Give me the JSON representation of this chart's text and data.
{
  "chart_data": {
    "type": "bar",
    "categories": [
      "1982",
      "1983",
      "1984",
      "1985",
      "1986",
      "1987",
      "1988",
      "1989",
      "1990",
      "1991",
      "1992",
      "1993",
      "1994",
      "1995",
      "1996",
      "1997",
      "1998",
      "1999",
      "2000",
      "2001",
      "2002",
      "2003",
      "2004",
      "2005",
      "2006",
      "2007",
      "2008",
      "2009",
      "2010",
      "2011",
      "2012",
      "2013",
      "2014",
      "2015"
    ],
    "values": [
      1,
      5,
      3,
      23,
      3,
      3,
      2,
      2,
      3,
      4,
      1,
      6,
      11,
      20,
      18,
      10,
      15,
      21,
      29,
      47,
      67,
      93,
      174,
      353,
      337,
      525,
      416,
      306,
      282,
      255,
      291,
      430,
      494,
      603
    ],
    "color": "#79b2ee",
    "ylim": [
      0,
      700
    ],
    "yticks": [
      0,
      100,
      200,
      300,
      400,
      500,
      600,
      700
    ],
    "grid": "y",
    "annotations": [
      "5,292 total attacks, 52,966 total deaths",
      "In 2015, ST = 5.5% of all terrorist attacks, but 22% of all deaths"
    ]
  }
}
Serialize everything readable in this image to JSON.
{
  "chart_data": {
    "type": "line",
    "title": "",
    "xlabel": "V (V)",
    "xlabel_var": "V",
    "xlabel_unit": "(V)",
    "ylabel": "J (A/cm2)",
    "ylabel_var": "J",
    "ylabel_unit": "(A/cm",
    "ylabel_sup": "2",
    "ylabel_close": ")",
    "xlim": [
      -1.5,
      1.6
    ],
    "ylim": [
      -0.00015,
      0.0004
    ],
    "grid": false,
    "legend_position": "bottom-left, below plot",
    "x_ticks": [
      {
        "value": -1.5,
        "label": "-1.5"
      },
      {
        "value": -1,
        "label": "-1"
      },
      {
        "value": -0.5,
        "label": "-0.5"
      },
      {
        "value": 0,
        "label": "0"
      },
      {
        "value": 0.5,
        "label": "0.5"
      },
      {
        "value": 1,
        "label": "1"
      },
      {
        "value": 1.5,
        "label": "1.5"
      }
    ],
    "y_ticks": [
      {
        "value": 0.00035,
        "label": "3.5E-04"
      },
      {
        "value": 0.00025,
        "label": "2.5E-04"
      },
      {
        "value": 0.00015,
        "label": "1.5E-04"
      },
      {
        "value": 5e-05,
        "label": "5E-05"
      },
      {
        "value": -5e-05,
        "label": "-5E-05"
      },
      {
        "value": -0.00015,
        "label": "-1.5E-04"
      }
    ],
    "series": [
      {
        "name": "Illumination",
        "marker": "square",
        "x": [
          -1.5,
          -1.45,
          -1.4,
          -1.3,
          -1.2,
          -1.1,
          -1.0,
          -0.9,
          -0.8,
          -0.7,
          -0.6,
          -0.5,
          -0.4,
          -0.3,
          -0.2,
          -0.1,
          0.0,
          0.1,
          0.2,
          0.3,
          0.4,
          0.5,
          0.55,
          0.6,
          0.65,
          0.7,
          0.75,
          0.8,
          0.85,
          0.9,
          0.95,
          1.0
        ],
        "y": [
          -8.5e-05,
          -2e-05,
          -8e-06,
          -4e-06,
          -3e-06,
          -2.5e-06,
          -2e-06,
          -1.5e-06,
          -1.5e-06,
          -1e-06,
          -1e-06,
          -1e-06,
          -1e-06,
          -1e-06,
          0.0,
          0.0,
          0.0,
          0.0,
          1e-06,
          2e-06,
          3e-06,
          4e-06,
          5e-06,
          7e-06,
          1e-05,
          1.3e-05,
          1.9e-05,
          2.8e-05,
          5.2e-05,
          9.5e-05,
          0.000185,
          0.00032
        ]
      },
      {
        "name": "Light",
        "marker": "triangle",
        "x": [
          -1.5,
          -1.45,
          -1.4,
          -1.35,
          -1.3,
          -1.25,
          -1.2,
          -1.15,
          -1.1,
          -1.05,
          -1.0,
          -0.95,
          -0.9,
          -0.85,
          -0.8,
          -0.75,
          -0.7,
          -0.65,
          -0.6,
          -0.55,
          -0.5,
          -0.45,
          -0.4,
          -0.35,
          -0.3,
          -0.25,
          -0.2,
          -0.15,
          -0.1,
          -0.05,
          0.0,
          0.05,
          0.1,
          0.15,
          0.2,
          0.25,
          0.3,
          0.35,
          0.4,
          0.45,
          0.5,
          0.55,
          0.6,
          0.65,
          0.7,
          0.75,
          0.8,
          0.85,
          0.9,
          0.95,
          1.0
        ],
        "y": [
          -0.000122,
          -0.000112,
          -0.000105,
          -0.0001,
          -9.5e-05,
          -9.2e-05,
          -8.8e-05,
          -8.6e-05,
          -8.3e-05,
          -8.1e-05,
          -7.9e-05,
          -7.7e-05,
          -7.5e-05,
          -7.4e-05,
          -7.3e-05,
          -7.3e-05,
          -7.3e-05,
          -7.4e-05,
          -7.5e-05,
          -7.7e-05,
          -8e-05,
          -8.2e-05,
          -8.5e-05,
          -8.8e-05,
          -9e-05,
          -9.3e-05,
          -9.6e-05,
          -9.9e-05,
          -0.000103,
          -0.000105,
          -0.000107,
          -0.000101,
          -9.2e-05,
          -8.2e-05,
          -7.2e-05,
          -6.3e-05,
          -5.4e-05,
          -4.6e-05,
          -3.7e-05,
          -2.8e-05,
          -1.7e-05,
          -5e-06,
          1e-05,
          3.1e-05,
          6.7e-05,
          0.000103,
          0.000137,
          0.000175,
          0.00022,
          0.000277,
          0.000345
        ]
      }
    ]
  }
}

----------------

WHAT THIS TASK INVOLVES:
Copy every record above exactly as it appears.

FULL SOLUTION:
Give me the JSON representation of this chart's text and data.
{
  "chart_data": {
    "type": "bar",
    "categories": [
      "1982",
      "1983",
      "1984",
      "1985",
      "1986",
      "1987",
      "1988",
      "1989",
      "1990",
      "1991",
      "1992",
      "1993",
      "1994",
      "1995",
      "1996",
      "1997",
      "1998",
      "1999",
      "2000",
      "2001",
      "2002",
      "2003",
      "2004",
      "2005",
      "2006",
      "2007",
      "2008",
      "2009",
      "2010",
      "2011",
      "2012",
      "2013",
      "2014",
      "2015"
    ],
    "values": [
      1,
      5,
      3,
      23,
      3,
      3,
      2,
      2,
      3,
      4,
      1,
      6,
      11,
      20,
      18,
      10,
      15,
      21,
      29,
      47,
      67,
      93,
      174,
      353,
      337,
      525,
      416,
      306,
      282,
      255,
      291,
      430,
      494,
      603
    ],
    "color": "#79b2ee",
    "ylim": [
      0,
      700
    ],
    "yticks": [
      0,
      100,
      200,
      300,
      400,
      500,
      600,
      700
    ],
    "grid": "y",
    "annotations": [
      "5,292 total attacks, 52,966 total deaths",
      "In 2015, ST = 5.5% of all terrorist attacks, but 22% of all deaths"
    ]
  }
}
Serialize everything readable in this image to JSON.
{
  "chart_data": {
    "type": "line",
    "title": "",
    "xlabel": "V (V)",
    "xlabel_var": "V",
    "xlabel_unit": "(V)",
    "ylabel": "J (A/cm2)",
    "ylabel_var": "J",
    "ylabel_unit": "(A/cm",
    "ylabel_sup": "2",
    "ylabel_close": ")",
    "xlim": [
      -1.5,
      1.6
    ],
    "ylim": [
      -0.00015,
      0.0004
    ],
    "grid": false,
    "legend_position": "bottom-left, below plot",
    "x_ticks": [
      {
        "value": -1.5,
        "label": "-1.5"
      },
      {
        "value": -1,
        "label": "-1"
      },
      {
        "value": -0.5,
        "label": "-0.5"
      },
      {
        "value": 0,
        "label": "0"
      },
      {
        "value": 0.5,
        "label": "0.5"
      },
      {
        "value": 1,
        "label": "1"
      },
      {
        "value": 1.5,
        "label": "1.5"
      }
    ],
    "y_ticks": [
      {
        "value": 0.00035,
        "label": "3.5E-04"
      },
      {
        "value": 0.00025,
        "label": "2.5E-04"
      },
      {
        "value": 0.00015,
        "label": "1.5E-04"
      },
      {
        "value": 5e-05,
        "label": "5E-05"
      },
      {
        "value": -5e-05,
        "label": "-5E-05"
      },
      {
        "value": -0.00015,
        "label": "-1.5E-04"
      }
    ],
    "series": [
      {
        "name": "Illumination",
        "marker": "square",
        "x": [
          -1.5,
          -1.45,
          -1.4,
          -1.3,
          -1.2,
          -1.1,
          -1.0,
          -0.9,
          -0.8,
          -0.7,
          -0.6,
          -0.5,
          -0.4,
          -0.3,
          -0.2,
          -0.1,
          0.0,
          0.1,
          0.2,
          0.3,
          0.4,
          0.5,
          0.55,
          0.6,
          0.65,
          0.7,
          0.75,
          0.8,
          0.85,
          0.9,
          0.95,
          1.0
        ],
        "y": [
          -8.5e-05,
          -2e-05,
          -8e-06,
          -4e-06,
          -3e-06,
          -2.5e-06,
          -2e-06,
          -1.5e-06,
          -1.5e-06,
          -1e-06,
          -1e-06,
          -1e-06,
          -1e-06,
          -1e-06,
          0.0,
          0.0,
          0.0,
          0.0,
          1e-06,
          2e-06,
          3e-06,
          4e-06,
          5e-06,
          7e-06,
          1e-05,
          1.3e-05,
          1.9e-05,
          2.8e-05,
          5.2e-05,
          9.5e-05,
          0.000185,
          0.00032
        ]
      },
      {
        "name": "Light",
        "marker": "triangle",
        "x": [
          -1.5,
          -1.45,
          -1.4,
          -1.35,
          -1.3,
          -1.25,
          -1.2,
          -1.15,
          -1.1,
          -1.05,
          -1.0,
          -0.95,
          -0.9,
          -0.85,
          -0.8,
          -0.75,
          -0.7,
          -0.65,
          -0.6,
          -0.55,
          -0.5,
          -0.45,
          -0.4,
          -0.35,
          -0.3,
          -0.25,
          -0.2,
          -0.15,
          -0.1,
          -0.05,
          0.0,
          0.05,
          0.1,
          0.15,
          0.2,
          0.25,
          0.3,
          0.35,
          0.4,
          0.45,
          0.5,
          0.55,
          0.6,
          0.65,
          0.7,
          0.75,
          0.8,
          0.85,
          0.9,
          0.95,
          1.0
        ],
        "y": [
          -0.000122,
          -0.000112,
          -0.000105,
          -0.0001,
          -9.5e-05,
          -9.2e-05,
          -8.8e-05,
          -8.6e-05,
          -8.3e-05,
          -8.1e-05,
          -7.9e-05,
          -7.7e-05,
          -7.5e-05,
          -7.4e-05,
          -7.3e-05,
          -7.3e-05,
          -7.3e-05,
          -7.4e-05,
          -7.5e-05,
          -7.7e-05,
          -8e-05,
          -8.2e-05,
          -8.5e-05,
          -8.8e-05,
          -9e-05,
          -9.3e-05,
          -9.6e-05,
          -9.9e-05,
          -0.000103,
          -0.000105,
          -0.000107,
          -0.000101,
          -9.2e-05,
          -8.2e-05,
          -7.2e-05,
          -6.3e-05,
          -5.4e-05,
          -4.6e-05,
          -3.7e-05,
          -2.8e-05,
          -1.7e-05,
          -5e-06,
          1e-05,
          3.1e-05,
          6.7e-05,
          0.000103,
          0.000137,
          0.000175,
          0.00022,
          0.000277,
          0.000345
        ]
      }
    ]
  }
}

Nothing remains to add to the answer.